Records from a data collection
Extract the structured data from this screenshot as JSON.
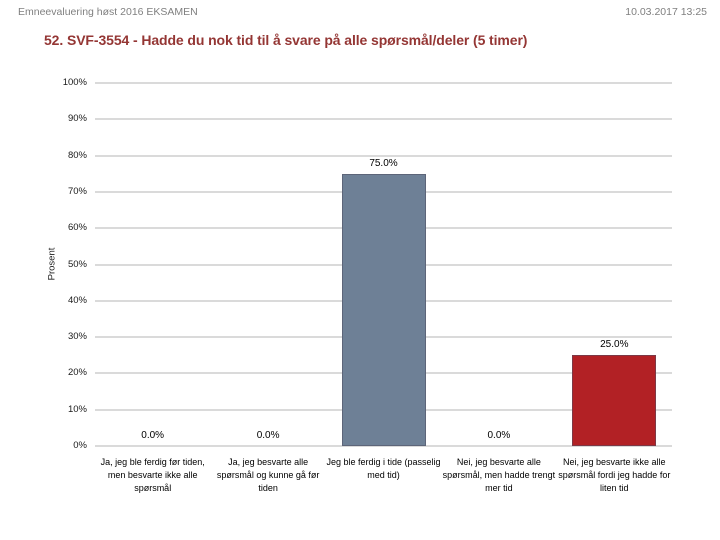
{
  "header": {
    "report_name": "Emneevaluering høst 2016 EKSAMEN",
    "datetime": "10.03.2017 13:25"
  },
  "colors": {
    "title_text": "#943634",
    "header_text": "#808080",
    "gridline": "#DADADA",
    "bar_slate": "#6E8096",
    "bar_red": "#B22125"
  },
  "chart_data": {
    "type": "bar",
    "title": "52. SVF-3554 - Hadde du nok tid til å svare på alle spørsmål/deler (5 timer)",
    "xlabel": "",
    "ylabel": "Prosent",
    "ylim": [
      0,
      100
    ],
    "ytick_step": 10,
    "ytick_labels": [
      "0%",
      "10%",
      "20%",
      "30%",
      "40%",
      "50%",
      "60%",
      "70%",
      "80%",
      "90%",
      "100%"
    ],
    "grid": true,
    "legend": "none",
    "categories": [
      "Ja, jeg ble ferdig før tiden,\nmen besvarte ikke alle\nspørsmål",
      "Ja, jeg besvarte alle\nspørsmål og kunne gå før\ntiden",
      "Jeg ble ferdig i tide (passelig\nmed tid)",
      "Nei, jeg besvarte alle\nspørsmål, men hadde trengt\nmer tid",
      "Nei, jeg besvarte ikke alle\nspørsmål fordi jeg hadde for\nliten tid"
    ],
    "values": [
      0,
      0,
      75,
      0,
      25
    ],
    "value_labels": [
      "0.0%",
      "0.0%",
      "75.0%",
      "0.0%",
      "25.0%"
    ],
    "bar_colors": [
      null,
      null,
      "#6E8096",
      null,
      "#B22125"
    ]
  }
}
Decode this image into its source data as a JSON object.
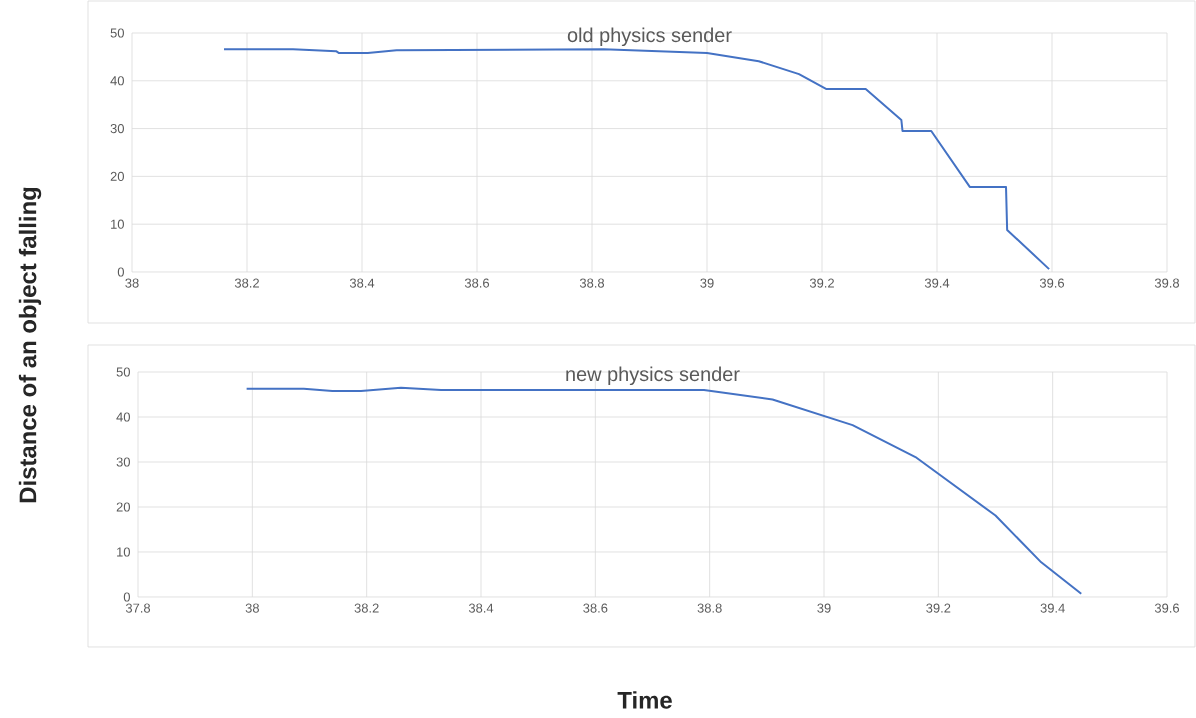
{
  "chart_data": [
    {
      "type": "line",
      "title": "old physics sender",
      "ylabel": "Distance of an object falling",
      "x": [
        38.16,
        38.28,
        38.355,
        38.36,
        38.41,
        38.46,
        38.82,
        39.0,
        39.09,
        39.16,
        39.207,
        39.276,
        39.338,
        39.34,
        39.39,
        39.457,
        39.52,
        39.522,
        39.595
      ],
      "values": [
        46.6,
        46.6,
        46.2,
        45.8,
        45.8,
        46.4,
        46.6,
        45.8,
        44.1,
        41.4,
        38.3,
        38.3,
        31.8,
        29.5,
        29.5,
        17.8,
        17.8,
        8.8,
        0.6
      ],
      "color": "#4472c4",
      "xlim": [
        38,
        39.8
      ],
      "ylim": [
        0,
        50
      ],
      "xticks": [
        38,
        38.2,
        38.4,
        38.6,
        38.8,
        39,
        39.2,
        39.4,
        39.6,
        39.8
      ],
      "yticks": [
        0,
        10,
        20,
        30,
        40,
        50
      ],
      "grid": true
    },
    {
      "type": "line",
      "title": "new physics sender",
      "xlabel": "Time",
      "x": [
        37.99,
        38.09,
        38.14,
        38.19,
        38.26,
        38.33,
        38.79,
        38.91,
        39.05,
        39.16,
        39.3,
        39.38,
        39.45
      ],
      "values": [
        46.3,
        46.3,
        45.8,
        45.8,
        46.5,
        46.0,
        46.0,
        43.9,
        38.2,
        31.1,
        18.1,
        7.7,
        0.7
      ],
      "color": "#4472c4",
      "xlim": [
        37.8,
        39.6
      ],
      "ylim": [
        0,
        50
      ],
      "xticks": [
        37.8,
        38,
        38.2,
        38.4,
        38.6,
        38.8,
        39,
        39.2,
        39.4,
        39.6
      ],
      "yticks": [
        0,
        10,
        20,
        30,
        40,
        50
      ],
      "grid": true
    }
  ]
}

__Task prompt__. Write out each line again precisely as it appears, skipping every picture.

__Full answer__.
Extract the structured data from this screenshot as JSON.
{
  "header": {
    "report_name": "Emneevaluering høst 2016 EKSAMEN",
    "datetime": "10.03.2017 13:25"
  },
  "colors": {
    "title_text": "#943634",
    "header_text": "#808080",
    "gridline": "#DADADA",
    "bar_slate": "#6E8096",
    "bar_red": "#B22125"
  },
  "chart_data": {
    "type": "bar",
    "title": "52. SVF-3554 - Hadde du nok tid til å svare på alle spørsmål/deler (5 timer)",
    "xlabel": "",
    "ylabel": "Prosent",
    "ylim": [
      0,
      100
    ],
    "ytick_step": 10,
    "ytick_labels": [
      "0%",
      "10%",
      "20%",
      "30%",
      "40%",
      "50%",
      "60%",
      "70%",
      "80%",
      "90%",
      "100%"
    ],
    "grid": true,
    "legend": "none",
    "categories": [
      "Ja, jeg ble ferdig før tiden,\nmen besvarte ikke alle\nspørsmål",
      "Ja, jeg besvarte alle\nspørsmål og kunne gå før\ntiden",
      "Jeg ble ferdig i tide (passelig\nmed tid)",
      "Nei, jeg besvarte alle\nspørsmål, men hadde trengt\nmer tid",
      "Nei, jeg besvarte ikke alle\nspørsmål fordi jeg hadde for\nliten tid"
    ],
    "values": [
      0,
      0,
      75,
      0,
      25
    ],
    "value_labels": [
      "0.0%",
      "0.0%",
      "75.0%",
      "0.0%",
      "25.0%"
    ],
    "bar_colors": [
      null,
      null,
      "#6E8096",
      null,
      "#B22125"
    ]
  }
}
Decode this image into its source data as a JSON object.
{
  "chart_data": [
    {
      "type": "line",
      "title": "old physics sender",
      "ylabel": "Distance of an object falling",
      "x": [
        38.16,
        38.28,
        38.355,
        38.36,
        38.41,
        38.46,
        38.82,
        39.0,
        39.09,
        39.16,
        39.207,
        39.276,
        39.338,
        39.34,
        39.39,
        39.457,
        39.52,
        39.522,
        39.595
      ],
      "values": [
        46.6,
        46.6,
        46.2,
        45.8,
        45.8,
        46.4,
        46.6,
        45.8,
        44.1,
        41.4,
        38.3,
        38.3,
        31.8,
        29.5,
        29.5,
        17.8,
        17.8,
        8.8,
        0.6
      ],
      "color": "#4472c4",
      "xlim": [
        38,
        39.8
      ],
      "ylim": [
        0,
        50
      ],
      "xticks": [
        38,
        38.2,
        38.4,
        38.6,
        38.8,
        39,
        39.2,
        39.4,
        39.6,
        39.8
      ],
      "yticks": [
        0,
        10,
        20,
        30,
        40,
        50
      ],
      "grid": true
    },
    {
      "type": "line",
      "title": "new physics sender",
      "xlabel": "Time",
      "x": [
        37.99,
        38.09,
        38.14,
        38.19,
        38.26,
        38.33,
        38.79,
        38.91,
        39.05,
        39.16,
        39.3,
        39.38,
        39.45
      ],
      "values": [
        46.3,
        46.3,
        45.8,
        45.8,
        46.5,
        46.0,
        46.0,
        43.9,
        38.2,
        31.1,
        18.1,
        7.7,
        0.7
      ],
      "color": "#4472c4",
      "xlim": [
        37.8,
        39.6
      ],
      "ylim": [
        0,
        50
      ],
      "xticks": [
        37.8,
        38,
        38.2,
        38.4,
        38.6,
        38.8,
        39,
        39.2,
        39.4,
        39.6
      ],
      "yticks": [
        0,
        10,
        20,
        30,
        40,
        50
      ],
      "grid": true
    }
  ]
}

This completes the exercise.